═════ Task data

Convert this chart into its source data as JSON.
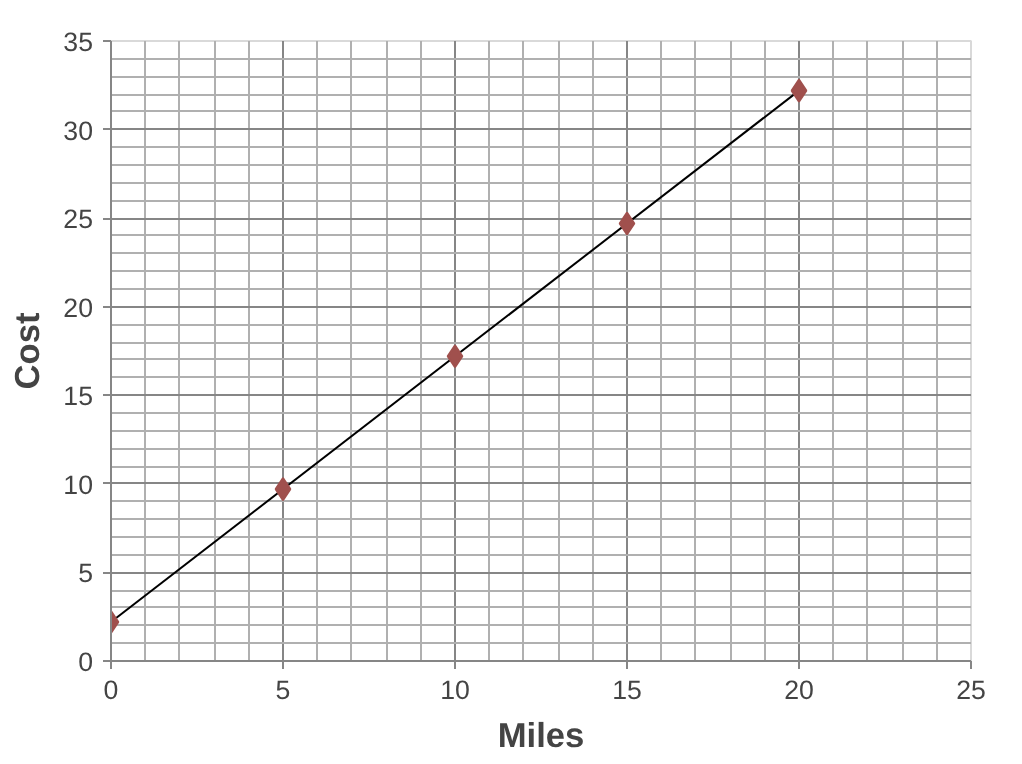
{
  "chart_data": {
    "type": "scatter",
    "xlabel": "Miles",
    "ylabel": "Cost",
    "grid": true,
    "xlim": [
      0,
      25
    ],
    "xticks": [
      0,
      5,
      10,
      15,
      20,
      25
    ],
    "ylim": [
      0,
      35
    ],
    "yticks": [
      0,
      5,
      10,
      15,
      20,
      25,
      30,
      35
    ],
    "series": [
      {
        "color": "#a0504d",
        "marker": "diamond",
        "x": [
          0,
          5,
          10,
          15,
          20
        ],
        "values": [
          2.2,
          9.7,
          17.2,
          24.7,
          32.2
        ]
      },
      {
        "type": "line",
        "marker": "none",
        "color": "#000000",
        "x": [
          0,
          20
        ],
        "values": [
          2.2,
          32.2
        ]
      }
    ]
  }
}
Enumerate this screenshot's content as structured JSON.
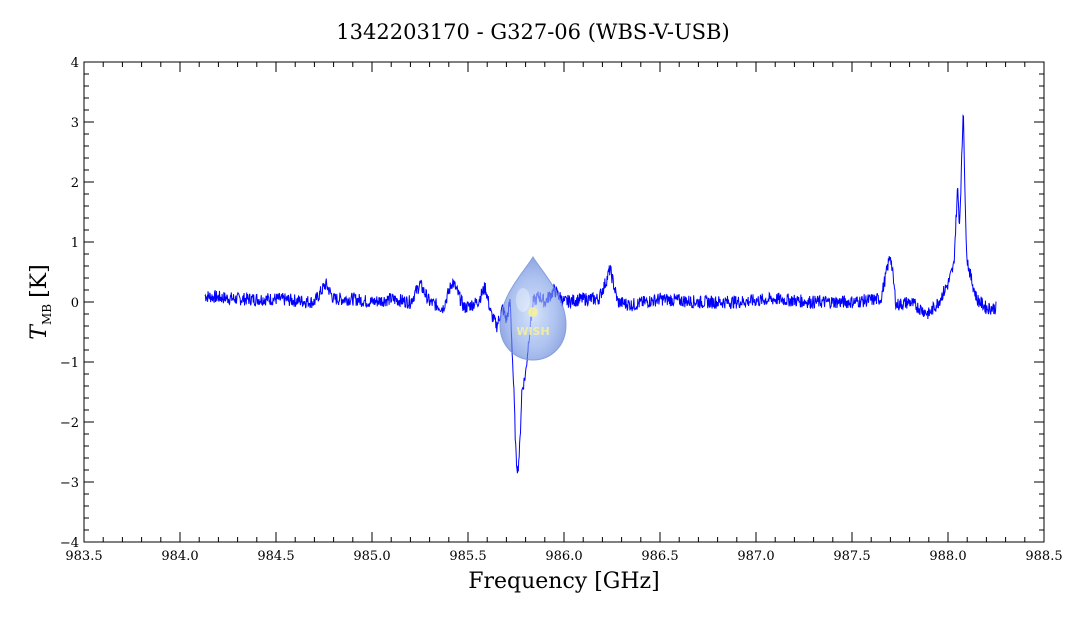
{
  "chart_data": {
    "type": "line",
    "title": "1342203170 - G327-06 (WBS-V-USB)",
    "xlabel": "Frequency [GHz]",
    "ylabel_main": "T",
    "ylabel_sub": "MB",
    "ylabel_unit": "[K]",
    "xlim": [
      983.5,
      988.5
    ],
    "ylim": [
      -4,
      4
    ],
    "xticks": [
      "983.5",
      "984.0",
      "984.5",
      "985.0",
      "985.5",
      "986.0",
      "986.5",
      "987.0",
      "987.5",
      "988.0",
      "988.5"
    ],
    "yticks": [
      "4",
      "3",
      "2",
      "1",
      "0",
      "−1",
      "−2",
      "−3",
      "−4"
    ],
    "grid": false,
    "line_color": "#0000ff",
    "series": [
      {
        "x": [
          984.13,
          984.3,
          984.5,
          984.7,
          984.76,
          984.8,
          984.9,
          985.0,
          985.1,
          985.2,
          985.25,
          985.3,
          985.37,
          985.42,
          985.48,
          985.55,
          985.59,
          985.62,
          985.65,
          985.68,
          985.7,
          985.72,
          985.74,
          985.75,
          985.76,
          985.77,
          985.78,
          985.8,
          985.82,
          985.84,
          985.87,
          985.9,
          985.95,
          986.0,
          986.1,
          986.18,
          986.22,
          986.24,
          986.28,
          986.35,
          986.5,
          986.7,
          986.9,
          987.1,
          987.3,
          987.5,
          987.65,
          987.7,
          987.73,
          987.8,
          987.9,
          987.95,
          988.0,
          988.03,
          988.05,
          988.06,
          988.07,
          988.08,
          988.09,
          988.1,
          988.12,
          988.15,
          988.2,
          988.25
        ],
        "y": [
          0.1,
          0.05,
          0.05,
          0.0,
          0.3,
          0.05,
          0.05,
          0.0,
          0.05,
          0.0,
          0.3,
          0.0,
          -0.1,
          0.35,
          -0.1,
          0.0,
          0.25,
          -0.2,
          -0.4,
          -0.1,
          -0.3,
          0.0,
          -1.6,
          -2.6,
          -2.8,
          -2.4,
          -1.5,
          -1.2,
          -0.5,
          0.0,
          0.1,
          0.0,
          0.2,
          0.0,
          0.05,
          0.05,
          0.35,
          0.55,
          0.0,
          -0.05,
          0.05,
          0.0,
          0.0,
          0.05,
          0.0,
          0.0,
          0.05,
          0.8,
          -0.05,
          0.0,
          -0.2,
          0.0,
          0.3,
          0.6,
          1.9,
          1.3,
          2.2,
          3.3,
          1.5,
          0.7,
          0.4,
          0.05,
          -0.1,
          -0.1
        ]
      }
    ]
  },
  "watermark": {
    "text": "WISH"
  }
}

══════════

Transcribe the records above exactly as they appear, leaving out any pictures.

Answer to this problem
Convert this chart into its source data as JSON.
{
  "chart_data": {
    "type": "scatter",
    "xlabel": "Miles",
    "ylabel": "Cost",
    "grid": true,
    "xlim": [
      0,
      25
    ],
    "xticks": [
      0,
      5,
      10,
      15,
      20,
      25
    ],
    "ylim": [
      0,
      35
    ],
    "yticks": [
      0,
      5,
      10,
      15,
      20,
      25,
      30,
      35
    ],
    "series": [
      {
        "color": "#a0504d",
        "marker": "diamond",
        "x": [
          0,
          5,
          10,
          15,
          20
        ],
        "values": [
          2.2,
          9.7,
          17.2,
          24.7,
          32.2
        ]
      },
      {
        "type": "line",
        "marker": "none",
        "color": "#000000",
        "x": [
          0,
          20
        ],
        "values": [
          2.2,
          32.2
        ]
      }
    ]
  }
}
Enumerate this screenshot's content as structured JSON.
{
  "chart_data": {
    "type": "line",
    "title": "1342203170 - G327-06 (WBS-V-USB)",
    "xlabel": "Frequency [GHz]",
    "ylabel_main": "T",
    "ylabel_sub": "MB",
    "ylabel_unit": "[K]",
    "xlim": [
      983.5,
      988.5
    ],
    "ylim": [
      -4,
      4
    ],
    "xticks": [
      "983.5",
      "984.0",
      "984.5",
      "985.0",
      "985.5",
      "986.0",
      "986.5",
      "987.0",
      "987.5",
      "988.0",
      "988.5"
    ],
    "yticks": [
      "4",
      "3",
      "2",
      "1",
      "0",
      "−1",
      "−2",
      "−3",
      "−4"
    ],
    "grid": false,
    "line_color": "#0000ff",
    "series": [
      {
        "x": [
          984.13,
          984.3,
          984.5,
          984.7,
          984.76,
          984.8,
          984.9,
          985.0,
          985.1,
          985.2,
          985.25,
          985.3,
          985.37,
          985.42,
          985.48,
          985.55,
          985.59,
          985.62,
          985.65,
          985.68,
          985.7,
          985.72,
          985.74,
          985.75,
          985.76,
          985.77,
          985.78,
          985.8,
          985.82,
          985.84,
          985.87,
          985.9,
          985.95,
          986.0,
          986.1,
          986.18,
          986.22,
          986.24,
          986.28,
          986.35,
          986.5,
          986.7,
          986.9,
          987.1,
          987.3,
          987.5,
          987.65,
          987.7,
          987.73,
          987.8,
          987.9,
          987.95,
          988.0,
          988.03,
          988.05,
          988.06,
          988.07,
          988.08,
          988.09,
          988.1,
          988.12,
          988.15,
          988.2,
          988.25
        ],
        "y": [
          0.1,
          0.05,
          0.05,
          0.0,
          0.3,
          0.05,
          0.05,
          0.0,
          0.05,
          0.0,
          0.3,
          0.0,
          -0.1,
          0.35,
          -0.1,
          0.0,
          0.25,
          -0.2,
          -0.4,
          -0.1,
          -0.3,
          0.0,
          -1.6,
          -2.6,
          -2.8,
          -2.4,
          -1.5,
          -1.2,
          -0.5,
          0.0,
          0.1,
          0.0,
          0.2,
          0.0,
          0.05,
          0.05,
          0.35,
          0.55,
          0.0,
          -0.05,
          0.05,
          0.0,
          0.0,
          0.05,
          0.0,
          0.0,
          0.05,
          0.8,
          -0.05,
          0.0,
          -0.2,
          0.0,
          0.3,
          0.6,
          1.9,
          1.3,
          2.2,
          3.3,
          1.5,
          0.7,
          0.4,
          0.05,
          -0.1,
          -0.1
        ]
      }
    ]
  },
  "watermark": {
    "text": "WISH"
  }
}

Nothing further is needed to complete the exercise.